_WORK TO COMPLETE_. Show each line of the data below that has the string "бюджете" in it.

-- Start of TASK INPUTS --

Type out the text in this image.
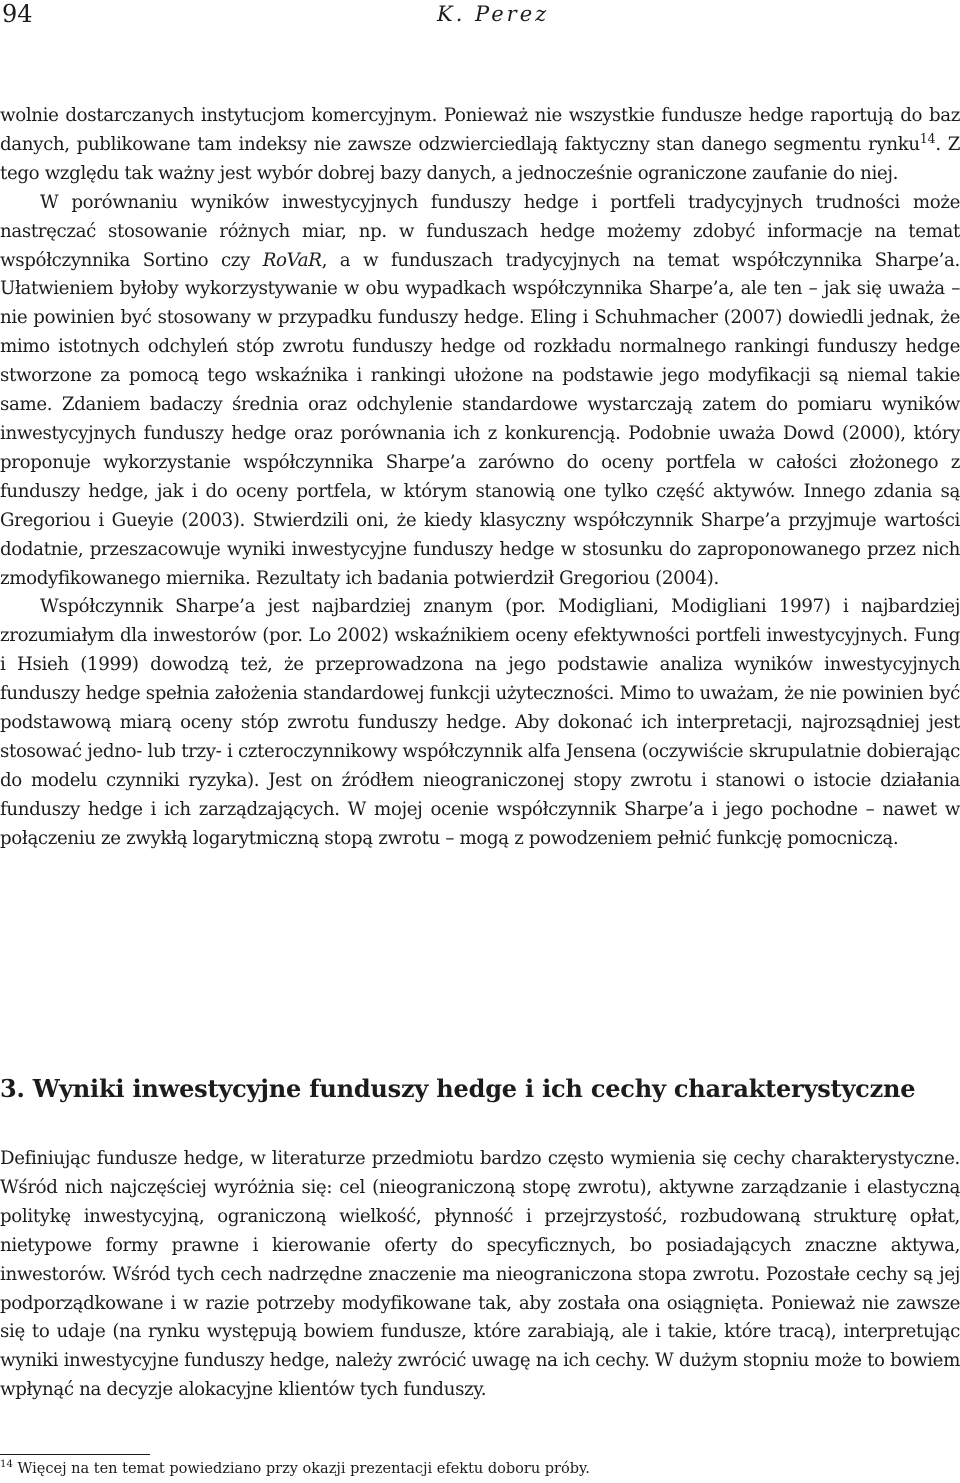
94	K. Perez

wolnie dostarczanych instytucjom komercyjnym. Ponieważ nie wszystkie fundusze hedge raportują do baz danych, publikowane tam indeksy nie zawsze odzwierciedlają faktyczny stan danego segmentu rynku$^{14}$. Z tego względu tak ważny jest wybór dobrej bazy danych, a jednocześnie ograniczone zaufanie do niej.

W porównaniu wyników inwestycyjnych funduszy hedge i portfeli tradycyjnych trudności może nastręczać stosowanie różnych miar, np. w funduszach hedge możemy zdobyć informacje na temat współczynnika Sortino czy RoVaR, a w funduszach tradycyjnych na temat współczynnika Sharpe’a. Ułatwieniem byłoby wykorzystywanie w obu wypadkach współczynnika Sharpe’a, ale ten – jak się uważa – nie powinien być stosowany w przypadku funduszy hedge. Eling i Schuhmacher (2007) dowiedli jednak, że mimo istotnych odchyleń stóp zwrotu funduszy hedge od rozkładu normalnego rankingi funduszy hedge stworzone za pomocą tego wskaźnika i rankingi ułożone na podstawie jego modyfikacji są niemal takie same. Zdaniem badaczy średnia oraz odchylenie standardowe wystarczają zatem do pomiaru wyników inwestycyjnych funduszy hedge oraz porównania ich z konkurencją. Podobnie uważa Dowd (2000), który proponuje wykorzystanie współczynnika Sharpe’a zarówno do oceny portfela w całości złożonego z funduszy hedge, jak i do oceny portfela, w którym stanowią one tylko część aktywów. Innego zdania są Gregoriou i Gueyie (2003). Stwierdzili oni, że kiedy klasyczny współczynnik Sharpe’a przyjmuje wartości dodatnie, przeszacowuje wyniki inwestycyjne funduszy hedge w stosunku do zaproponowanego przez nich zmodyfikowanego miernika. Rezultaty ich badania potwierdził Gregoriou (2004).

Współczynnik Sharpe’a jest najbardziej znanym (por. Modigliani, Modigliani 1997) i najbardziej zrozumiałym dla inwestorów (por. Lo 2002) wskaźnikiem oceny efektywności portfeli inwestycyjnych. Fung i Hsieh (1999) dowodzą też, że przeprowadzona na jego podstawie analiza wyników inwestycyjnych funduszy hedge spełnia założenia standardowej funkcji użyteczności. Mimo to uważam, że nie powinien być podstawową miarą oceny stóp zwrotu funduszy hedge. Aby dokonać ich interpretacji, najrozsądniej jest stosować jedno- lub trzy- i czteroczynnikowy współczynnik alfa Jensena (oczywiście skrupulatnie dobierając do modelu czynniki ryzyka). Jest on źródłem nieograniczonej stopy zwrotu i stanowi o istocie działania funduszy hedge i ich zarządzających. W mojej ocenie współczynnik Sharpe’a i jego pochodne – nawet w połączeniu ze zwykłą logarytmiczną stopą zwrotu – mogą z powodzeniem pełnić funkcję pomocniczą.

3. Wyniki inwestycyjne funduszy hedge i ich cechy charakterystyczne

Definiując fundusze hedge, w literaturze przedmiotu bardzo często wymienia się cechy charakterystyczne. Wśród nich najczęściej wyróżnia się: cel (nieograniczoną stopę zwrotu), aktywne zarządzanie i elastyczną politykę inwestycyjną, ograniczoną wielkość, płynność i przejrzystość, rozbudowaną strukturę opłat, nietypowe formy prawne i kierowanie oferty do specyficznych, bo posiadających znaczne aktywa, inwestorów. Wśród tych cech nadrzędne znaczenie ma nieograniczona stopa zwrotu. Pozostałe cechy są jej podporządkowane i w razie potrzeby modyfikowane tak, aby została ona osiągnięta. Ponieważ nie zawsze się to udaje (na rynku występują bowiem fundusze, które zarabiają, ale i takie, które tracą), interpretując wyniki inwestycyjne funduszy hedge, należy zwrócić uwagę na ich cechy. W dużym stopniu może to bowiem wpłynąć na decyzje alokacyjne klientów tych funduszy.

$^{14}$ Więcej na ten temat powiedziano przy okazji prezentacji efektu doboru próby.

-- End of TASK INPUTS --
-- Start of TASK INPUTS --

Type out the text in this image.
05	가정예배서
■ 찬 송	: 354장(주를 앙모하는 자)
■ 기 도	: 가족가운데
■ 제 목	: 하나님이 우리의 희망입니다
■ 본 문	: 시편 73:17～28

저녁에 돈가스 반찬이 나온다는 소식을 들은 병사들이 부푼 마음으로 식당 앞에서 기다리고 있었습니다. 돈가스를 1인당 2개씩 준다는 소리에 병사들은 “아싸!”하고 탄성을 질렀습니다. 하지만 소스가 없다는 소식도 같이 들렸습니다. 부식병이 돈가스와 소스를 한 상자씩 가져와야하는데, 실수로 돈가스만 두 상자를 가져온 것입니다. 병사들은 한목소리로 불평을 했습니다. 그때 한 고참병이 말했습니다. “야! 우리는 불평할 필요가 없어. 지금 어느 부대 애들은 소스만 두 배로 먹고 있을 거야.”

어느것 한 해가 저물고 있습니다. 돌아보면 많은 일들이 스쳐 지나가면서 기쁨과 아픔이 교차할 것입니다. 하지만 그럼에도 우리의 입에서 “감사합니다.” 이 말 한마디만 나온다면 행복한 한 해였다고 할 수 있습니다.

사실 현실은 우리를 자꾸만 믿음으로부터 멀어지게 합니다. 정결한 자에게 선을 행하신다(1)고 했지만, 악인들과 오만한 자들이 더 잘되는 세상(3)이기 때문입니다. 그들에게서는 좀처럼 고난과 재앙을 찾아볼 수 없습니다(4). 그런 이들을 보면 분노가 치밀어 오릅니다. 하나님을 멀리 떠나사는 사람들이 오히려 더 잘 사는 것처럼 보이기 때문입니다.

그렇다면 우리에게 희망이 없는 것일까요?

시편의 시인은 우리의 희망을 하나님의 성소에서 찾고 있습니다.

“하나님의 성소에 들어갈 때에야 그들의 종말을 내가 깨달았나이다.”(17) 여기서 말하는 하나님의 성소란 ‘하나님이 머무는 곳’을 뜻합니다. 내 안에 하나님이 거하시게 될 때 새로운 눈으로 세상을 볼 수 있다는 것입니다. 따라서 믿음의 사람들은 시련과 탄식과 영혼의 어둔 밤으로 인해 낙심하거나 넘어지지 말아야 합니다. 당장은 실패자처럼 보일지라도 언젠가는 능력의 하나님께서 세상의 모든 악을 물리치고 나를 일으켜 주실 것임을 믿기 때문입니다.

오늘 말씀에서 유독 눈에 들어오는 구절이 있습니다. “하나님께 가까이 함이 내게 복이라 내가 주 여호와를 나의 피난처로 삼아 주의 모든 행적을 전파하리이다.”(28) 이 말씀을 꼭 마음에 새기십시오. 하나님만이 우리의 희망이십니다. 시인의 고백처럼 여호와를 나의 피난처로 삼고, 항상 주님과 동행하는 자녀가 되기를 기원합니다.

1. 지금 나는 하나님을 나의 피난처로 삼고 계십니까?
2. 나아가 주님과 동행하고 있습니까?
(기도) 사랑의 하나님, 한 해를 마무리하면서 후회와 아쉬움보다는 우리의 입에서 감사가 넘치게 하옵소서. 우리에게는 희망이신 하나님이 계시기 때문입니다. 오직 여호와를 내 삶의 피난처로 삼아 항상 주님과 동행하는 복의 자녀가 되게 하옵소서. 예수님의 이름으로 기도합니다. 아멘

-- End of TASK INPUTS --
-- Start of TASK INPUTS --

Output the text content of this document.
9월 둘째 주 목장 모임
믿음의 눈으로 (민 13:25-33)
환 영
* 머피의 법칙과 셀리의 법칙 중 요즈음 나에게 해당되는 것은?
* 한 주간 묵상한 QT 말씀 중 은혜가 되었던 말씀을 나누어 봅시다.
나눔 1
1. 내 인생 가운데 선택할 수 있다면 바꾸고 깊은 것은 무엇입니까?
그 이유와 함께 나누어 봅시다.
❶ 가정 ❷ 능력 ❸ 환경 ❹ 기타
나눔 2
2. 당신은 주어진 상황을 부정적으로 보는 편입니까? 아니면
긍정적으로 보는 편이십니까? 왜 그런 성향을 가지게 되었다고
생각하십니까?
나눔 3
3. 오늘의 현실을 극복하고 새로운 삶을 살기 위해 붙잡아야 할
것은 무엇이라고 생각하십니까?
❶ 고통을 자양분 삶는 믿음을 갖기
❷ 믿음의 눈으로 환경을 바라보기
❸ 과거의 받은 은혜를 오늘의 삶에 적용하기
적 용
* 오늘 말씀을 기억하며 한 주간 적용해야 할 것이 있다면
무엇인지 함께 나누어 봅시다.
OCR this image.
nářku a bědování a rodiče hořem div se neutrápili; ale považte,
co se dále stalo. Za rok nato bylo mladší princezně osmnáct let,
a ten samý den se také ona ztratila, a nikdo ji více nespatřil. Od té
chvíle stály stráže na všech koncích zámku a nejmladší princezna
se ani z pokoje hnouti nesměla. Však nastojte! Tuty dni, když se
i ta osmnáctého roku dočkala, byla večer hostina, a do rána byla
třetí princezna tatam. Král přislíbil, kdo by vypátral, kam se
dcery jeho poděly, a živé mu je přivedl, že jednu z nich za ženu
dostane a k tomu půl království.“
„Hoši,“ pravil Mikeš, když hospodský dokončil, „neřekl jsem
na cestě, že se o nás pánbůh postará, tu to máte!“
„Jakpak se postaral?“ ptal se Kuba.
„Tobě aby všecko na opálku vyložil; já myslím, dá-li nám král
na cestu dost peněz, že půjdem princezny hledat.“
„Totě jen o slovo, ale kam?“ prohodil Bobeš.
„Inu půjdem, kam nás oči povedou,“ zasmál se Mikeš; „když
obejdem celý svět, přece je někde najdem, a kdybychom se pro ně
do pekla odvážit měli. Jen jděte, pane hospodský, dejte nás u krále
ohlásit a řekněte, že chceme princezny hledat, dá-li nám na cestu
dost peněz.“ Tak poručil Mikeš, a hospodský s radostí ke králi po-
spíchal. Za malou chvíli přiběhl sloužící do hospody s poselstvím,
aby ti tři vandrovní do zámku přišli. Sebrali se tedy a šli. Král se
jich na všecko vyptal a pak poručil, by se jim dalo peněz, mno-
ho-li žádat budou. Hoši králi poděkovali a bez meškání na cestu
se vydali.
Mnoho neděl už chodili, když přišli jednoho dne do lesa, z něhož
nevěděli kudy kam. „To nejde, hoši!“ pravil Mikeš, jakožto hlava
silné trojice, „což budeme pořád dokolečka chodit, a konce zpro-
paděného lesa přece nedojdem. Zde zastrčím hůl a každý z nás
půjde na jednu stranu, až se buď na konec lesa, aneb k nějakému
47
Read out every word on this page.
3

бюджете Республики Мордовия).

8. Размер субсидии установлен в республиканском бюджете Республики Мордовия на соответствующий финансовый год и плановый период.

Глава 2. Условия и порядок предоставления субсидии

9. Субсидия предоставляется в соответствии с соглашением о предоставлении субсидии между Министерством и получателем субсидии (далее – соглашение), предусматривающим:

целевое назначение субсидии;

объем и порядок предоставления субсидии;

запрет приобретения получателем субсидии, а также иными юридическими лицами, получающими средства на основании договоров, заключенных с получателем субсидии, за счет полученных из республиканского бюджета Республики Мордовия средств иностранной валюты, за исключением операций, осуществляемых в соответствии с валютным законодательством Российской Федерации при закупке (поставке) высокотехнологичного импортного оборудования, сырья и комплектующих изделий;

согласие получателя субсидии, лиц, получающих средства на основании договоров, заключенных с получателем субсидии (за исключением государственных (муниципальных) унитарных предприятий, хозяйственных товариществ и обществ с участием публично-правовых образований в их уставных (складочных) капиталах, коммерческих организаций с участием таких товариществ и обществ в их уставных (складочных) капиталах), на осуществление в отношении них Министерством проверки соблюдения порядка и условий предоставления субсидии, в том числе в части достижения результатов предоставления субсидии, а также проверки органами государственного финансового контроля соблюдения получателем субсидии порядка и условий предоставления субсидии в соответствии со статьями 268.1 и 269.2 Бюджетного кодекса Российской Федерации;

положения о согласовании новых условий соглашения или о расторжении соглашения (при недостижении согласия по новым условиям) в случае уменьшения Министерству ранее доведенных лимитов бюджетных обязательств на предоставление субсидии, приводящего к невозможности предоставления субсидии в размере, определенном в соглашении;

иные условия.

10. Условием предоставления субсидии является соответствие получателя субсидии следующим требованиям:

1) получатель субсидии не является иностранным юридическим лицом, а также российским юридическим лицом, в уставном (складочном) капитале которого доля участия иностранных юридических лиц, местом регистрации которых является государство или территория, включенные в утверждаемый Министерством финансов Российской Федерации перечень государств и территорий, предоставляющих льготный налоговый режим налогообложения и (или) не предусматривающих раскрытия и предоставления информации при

-- End of TASK INPUTS --

_CORRECT RESPONSE_.
бюджете Республики Мордовия).
8. Размер субсидии установлен в республиканском бюджете Республики Мордовия на соответствующий финансовый год и плановый период.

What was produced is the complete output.